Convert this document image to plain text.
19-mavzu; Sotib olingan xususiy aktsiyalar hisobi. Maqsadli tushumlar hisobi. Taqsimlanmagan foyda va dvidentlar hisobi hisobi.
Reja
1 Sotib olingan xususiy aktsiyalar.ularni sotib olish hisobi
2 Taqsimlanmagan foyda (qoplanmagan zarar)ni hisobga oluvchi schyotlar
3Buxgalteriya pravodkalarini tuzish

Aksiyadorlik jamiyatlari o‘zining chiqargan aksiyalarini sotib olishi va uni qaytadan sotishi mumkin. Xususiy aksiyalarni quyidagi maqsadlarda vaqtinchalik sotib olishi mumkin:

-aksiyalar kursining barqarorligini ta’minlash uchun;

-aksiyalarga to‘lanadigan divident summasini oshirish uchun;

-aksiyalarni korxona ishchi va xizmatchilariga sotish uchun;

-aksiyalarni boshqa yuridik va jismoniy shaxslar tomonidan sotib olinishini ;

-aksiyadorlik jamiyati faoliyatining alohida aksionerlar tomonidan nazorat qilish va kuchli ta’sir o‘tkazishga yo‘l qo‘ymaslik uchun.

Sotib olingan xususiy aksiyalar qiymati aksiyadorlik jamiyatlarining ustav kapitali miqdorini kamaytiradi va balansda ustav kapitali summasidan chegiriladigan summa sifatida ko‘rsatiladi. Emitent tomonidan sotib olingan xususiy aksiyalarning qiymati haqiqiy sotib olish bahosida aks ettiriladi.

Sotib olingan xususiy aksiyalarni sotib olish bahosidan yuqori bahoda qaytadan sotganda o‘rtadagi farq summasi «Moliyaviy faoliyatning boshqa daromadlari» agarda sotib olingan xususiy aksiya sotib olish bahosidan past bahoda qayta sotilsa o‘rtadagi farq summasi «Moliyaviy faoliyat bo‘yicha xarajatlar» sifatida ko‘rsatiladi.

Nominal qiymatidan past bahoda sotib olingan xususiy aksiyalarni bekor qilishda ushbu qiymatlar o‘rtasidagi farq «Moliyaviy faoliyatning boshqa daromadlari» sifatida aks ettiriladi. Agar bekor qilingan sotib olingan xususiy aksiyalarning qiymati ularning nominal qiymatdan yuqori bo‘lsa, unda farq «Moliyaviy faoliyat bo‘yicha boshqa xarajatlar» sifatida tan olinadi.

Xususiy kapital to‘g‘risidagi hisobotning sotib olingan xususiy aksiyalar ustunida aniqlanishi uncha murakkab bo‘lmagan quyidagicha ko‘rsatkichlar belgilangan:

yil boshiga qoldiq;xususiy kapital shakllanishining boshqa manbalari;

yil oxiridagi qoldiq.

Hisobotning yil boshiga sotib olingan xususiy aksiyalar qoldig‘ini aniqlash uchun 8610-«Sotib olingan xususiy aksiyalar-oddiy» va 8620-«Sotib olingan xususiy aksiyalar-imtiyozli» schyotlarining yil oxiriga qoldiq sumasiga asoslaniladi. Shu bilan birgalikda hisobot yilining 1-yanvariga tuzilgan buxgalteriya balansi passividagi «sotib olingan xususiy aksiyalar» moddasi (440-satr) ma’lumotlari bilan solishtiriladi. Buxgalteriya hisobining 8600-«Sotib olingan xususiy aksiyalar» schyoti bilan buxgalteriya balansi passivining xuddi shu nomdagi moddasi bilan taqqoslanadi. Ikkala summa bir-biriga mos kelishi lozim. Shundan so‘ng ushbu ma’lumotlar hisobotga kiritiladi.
________________________
[Problem details]:
Using the material above, copy every line in which the string "qaytadan" occurs.

[Result for this task]:
Aksiyadorlik jamiyatlari o‘zining chiqargan aksiyalarini sotib olishi va uni qaytadan sotishi mumkin. Xususiy aksiyalarni quyidagi maqsadlarda vaqtinchalik sotib olishi mumkin:
Sotib olingan xususiy aksiyalarni sotib olish bahosidan yuqori bahoda qaytadan sotganda o‘rtadagi farq summasi «Moliyaviy faoliyatning boshqa daromadlari» agarda sotib olingan xususiy aksiya sotib olish bahosidan past bahoda qayta sotilsa o‘rtadagi farq summasi «Moliyaviy faoliyat bo‘yicha xarajatlar» sifatida ko‘rsatiladi.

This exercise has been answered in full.